>> Begin

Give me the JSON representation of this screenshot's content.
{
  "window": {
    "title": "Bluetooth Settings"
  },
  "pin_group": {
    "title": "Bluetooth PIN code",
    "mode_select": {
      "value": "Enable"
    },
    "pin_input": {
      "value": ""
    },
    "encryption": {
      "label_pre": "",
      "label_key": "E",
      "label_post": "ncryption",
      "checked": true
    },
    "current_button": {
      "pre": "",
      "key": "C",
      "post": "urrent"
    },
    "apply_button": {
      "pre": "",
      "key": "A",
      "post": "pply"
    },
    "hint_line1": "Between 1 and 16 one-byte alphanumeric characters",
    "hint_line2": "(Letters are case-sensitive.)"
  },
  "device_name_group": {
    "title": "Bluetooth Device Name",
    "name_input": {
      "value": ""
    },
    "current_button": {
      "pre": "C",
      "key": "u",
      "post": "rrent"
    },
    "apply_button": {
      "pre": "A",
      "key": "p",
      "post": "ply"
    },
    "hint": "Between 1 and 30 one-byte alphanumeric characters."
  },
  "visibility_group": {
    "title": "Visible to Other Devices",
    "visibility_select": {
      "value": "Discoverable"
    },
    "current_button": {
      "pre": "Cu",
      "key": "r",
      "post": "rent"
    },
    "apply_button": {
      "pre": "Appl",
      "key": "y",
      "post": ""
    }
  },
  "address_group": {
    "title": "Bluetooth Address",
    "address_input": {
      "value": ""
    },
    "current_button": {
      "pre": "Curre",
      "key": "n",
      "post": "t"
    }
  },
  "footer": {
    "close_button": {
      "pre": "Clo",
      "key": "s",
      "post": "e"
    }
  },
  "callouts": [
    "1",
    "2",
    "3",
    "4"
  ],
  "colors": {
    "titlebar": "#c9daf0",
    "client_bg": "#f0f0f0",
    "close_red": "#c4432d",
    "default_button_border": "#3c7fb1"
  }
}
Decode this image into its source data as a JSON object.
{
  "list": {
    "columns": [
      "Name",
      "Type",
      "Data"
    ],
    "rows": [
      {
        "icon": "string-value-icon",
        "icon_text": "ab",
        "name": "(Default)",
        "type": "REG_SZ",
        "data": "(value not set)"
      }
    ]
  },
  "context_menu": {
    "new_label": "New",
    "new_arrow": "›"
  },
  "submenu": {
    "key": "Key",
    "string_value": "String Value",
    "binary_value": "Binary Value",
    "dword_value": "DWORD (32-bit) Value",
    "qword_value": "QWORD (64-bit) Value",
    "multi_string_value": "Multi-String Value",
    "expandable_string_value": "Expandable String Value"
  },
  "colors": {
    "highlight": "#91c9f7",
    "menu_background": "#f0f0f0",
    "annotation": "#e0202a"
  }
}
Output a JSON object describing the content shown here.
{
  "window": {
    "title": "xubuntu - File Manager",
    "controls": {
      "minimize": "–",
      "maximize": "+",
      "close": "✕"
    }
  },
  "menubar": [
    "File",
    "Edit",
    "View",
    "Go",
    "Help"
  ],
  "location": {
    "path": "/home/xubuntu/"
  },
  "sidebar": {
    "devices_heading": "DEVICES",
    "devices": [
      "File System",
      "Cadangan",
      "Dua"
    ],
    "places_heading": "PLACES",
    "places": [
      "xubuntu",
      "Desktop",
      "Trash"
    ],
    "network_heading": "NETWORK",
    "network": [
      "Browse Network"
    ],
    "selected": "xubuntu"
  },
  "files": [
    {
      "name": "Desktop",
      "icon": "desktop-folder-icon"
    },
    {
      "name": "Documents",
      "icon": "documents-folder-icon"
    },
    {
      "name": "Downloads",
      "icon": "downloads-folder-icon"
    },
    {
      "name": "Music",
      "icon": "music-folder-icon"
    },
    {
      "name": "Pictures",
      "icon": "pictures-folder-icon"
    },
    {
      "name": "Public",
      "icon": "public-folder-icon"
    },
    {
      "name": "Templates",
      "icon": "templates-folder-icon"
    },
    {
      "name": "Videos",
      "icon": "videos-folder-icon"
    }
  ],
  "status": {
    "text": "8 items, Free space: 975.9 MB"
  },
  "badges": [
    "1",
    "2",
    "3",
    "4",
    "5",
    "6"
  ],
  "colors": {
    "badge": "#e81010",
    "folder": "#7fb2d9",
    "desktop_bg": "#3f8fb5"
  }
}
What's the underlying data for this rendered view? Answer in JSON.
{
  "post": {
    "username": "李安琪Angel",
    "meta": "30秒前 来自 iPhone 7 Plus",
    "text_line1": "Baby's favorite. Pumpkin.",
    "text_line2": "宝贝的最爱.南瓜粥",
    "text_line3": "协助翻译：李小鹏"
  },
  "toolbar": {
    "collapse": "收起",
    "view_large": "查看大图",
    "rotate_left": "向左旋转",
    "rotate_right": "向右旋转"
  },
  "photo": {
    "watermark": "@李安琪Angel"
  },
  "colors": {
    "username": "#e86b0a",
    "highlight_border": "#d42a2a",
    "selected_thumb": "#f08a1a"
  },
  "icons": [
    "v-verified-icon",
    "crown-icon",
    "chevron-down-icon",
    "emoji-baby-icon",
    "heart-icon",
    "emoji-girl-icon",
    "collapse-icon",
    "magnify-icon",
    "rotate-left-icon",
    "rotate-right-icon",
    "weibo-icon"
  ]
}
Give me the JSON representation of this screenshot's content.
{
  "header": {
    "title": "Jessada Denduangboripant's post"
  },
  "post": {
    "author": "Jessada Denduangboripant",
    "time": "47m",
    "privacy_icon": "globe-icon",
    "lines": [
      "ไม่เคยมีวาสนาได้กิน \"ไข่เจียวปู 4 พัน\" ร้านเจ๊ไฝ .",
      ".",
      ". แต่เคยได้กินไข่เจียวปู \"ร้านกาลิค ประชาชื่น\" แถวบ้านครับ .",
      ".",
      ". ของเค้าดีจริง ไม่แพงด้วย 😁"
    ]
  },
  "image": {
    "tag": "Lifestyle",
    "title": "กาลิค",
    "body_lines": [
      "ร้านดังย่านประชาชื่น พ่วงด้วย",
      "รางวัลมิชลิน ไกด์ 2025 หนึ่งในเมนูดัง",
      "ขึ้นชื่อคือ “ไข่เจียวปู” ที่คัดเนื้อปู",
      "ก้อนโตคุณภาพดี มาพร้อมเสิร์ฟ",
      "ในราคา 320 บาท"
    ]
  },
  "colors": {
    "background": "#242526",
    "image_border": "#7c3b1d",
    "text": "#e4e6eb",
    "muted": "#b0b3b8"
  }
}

>> End

[EXERCISE TASK]:
What is needed here is an exact reproduction of all the entries.

[RESPONSE TO THIS TASK]:
Give me the JSON representation of this screenshot's content.
{
  "window": {
    "title": "Bluetooth Settings"
  },
  "pin_group": {
    "title": "Bluetooth PIN code",
    "mode_select": {
      "value": "Enable"
    },
    "pin_input": {
      "value": ""
    },
    "encryption": {
      "label_pre": "",
      "label_key": "E",
      "label_post": "ncryption",
      "checked": true
    },
    "current_button": {
      "pre": "",
      "key": "C",
      "post": "urrent"
    },
    "apply_button": {
      "pre": "",
      "key": "A",
      "post": "pply"
    },
    "hint_line1": "Between 1 and 16 one-byte alphanumeric characters",
    "hint_line2": "(Letters are case-sensitive.)"
  },
  "device_name_group": {
    "title": "Bluetooth Device Name",
    "name_input": {
      "value": ""
    },
    "current_button": {
      "pre": "C",
      "key": "u",
      "post": "rrent"
    },
    "apply_button": {
      "pre": "A",
      "key": "p",
      "post": "ply"
    },
    "hint": "Between 1 and 30 one-byte alphanumeric characters."
  },
  "visibility_group": {
    "title": "Visible to Other Devices",
    "visibility_select": {
      "value": "Discoverable"
    },
    "current_button": {
      "pre": "Cu",
      "key": "r",
      "post": "rent"
    },
    "apply_button": {
      "pre": "Appl",
      "key": "y",
      "post": ""
    }
  },
  "address_group": {
    "title": "Bluetooth Address",
    "address_input": {
      "value": ""
    },
    "current_button": {
      "pre": "Curre",
      "key": "n",
      "post": "t"
    }
  },
  "footer": {
    "close_button": {
      "pre": "Clo",
      "key": "s",
      "post": "e"
    }
  },
  "callouts": [
    "1",
    "2",
    "3",
    "4"
  ],
  "colors": {
    "titlebar": "#c9daf0",
    "client_bg": "#f0f0f0",
    "close_red": "#c4432d",
    "default_button_border": "#3c7fb1"
  }
}
Decode this image into its source data as a JSON object.
{
  "list": {
    "columns": [
      "Name",
      "Type",
      "Data"
    ],
    "rows": [
      {
        "icon": "string-value-icon",
        "icon_text": "ab",
        "name": "(Default)",
        "type": "REG_SZ",
        "data": "(value not set)"
      }
    ]
  },
  "context_menu": {
    "new_label": "New",
    "new_arrow": "›"
  },
  "submenu": {
    "key": "Key",
    "string_value": "String Value",
    "binary_value": "Binary Value",
    "dword_value": "DWORD (32-bit) Value",
    "qword_value": "QWORD (64-bit) Value",
    "multi_string_value": "Multi-String Value",
    "expandable_string_value": "Expandable String Value"
  },
  "colors": {
    "highlight": "#91c9f7",
    "menu_background": "#f0f0f0",
    "annotation": "#e0202a"
  }
}
Output a JSON object describing the content shown here.
{
  "window": {
    "title": "xubuntu - File Manager",
    "controls": {
      "minimize": "–",
      "maximize": "+",
      "close": "✕"
    }
  },
  "menubar": [
    "File",
    "Edit",
    "View",
    "Go",
    "Help"
  ],
  "location": {
    "path": "/home/xubuntu/"
  },
  "sidebar": {
    "devices_heading": "DEVICES",
    "devices": [
      "File System",
      "Cadangan",
      "Dua"
    ],
    "places_heading": "PLACES",
    "places": [
      "xubuntu",
      "Desktop",
      "Trash"
    ],
    "network_heading": "NETWORK",
    "network": [
      "Browse Network"
    ],
    "selected": "xubuntu"
  },
  "files": [
    {
      "name": "Desktop",
      "icon": "desktop-folder-icon"
    },
    {
      "name": "Documents",
      "icon": "documents-folder-icon"
    },
    {
      "name": "Downloads",
      "icon": "downloads-folder-icon"
    },
    {
      "name": "Music",
      "icon": "music-folder-icon"
    },
    {
      "name": "Pictures",
      "icon": "pictures-folder-icon"
    },
    {
      "name": "Public",
      "icon": "public-folder-icon"
    },
    {
      "name": "Templates",
      "icon": "templates-folder-icon"
    },
    {
      "name": "Videos",
      "icon": "videos-folder-icon"
    }
  ],
  "status": {
    "text": "8 items, Free space: 975.9 MB"
  },
  "badges": [
    "1",
    "2",
    "3",
    "4",
    "5",
    "6"
  ],
  "colors": {
    "badge": "#e81010",
    "folder": "#7fb2d9",
    "desktop_bg": "#3f8fb5"
  }
}
What's the underlying data for this rendered view? Answer in JSON.
{
  "post": {
    "username": "李安琪Angel",
    "meta": "30秒前 来自 iPhone 7 Plus",
    "text_line1": "Baby's favorite. Pumpkin.",
    "text_line2": "宝贝的最爱.南瓜粥",
    "text_line3": "协助翻译：李小鹏"
  },
  "toolbar": {
    "collapse": "收起",
    "view_large": "查看大图",
    "rotate_left": "向左旋转",
    "rotate_right": "向右旋转"
  },
  "photo": {
    "watermark": "@李安琪Angel"
  },
  "colors": {
    "username": "#e86b0a",
    "highlight_border": "#d42a2a",
    "selected_thumb": "#f08a1a"
  },
  "icons": [
    "v-verified-icon",
    "crown-icon",
    "chevron-down-icon",
    "emoji-baby-icon",
    "heart-icon",
    "emoji-girl-icon",
    "collapse-icon",
    "magnify-icon",
    "rotate-left-icon",
    "rotate-right-icon",
    "weibo-icon"
  ]
}
Give me the JSON representation of this screenshot's content.
{
  "header": {
    "title": "Jessada Denduangboripant's post"
  },
  "post": {
    "author": "Jessada Denduangboripant",
    "time": "47m",
    "privacy_icon": "globe-icon",
    "lines": [
      "ไม่เคยมีวาสนาได้กิน \"ไข่เจียวปู 4 พัน\" ร้านเจ๊ไฝ .",
      ".",
      ". แต่เคยได้กินไข่เจียวปู \"ร้านกาลิค ประชาชื่น\" แถวบ้านครับ .",
      ".",
      ". ของเค้าดีจริง ไม่แพงด้วย 😁"
    ]
  },
  "image": {
    "tag": "Lifestyle",
    "title": "กาลิค",
    "body_lines": [
      "ร้านดังย่านประชาชื่น พ่วงด้วย",
      "รางวัลมิชลิน ไกด์ 2025 หนึ่งในเมนูดัง",
      "ขึ้นชื่อคือ “ไข่เจียวปู” ที่คัดเนื้อปู",
      "ก้อนโตคุณภาพดี มาพร้อมเสิร์ฟ",
      "ในราคา 320 บาท"
    ]
  },
  "colors": {
    "background": "#242526",
    "image_border": "#7c3b1d",
    "text": "#e4e6eb",
    "muted": "#b0b3b8"
  }
}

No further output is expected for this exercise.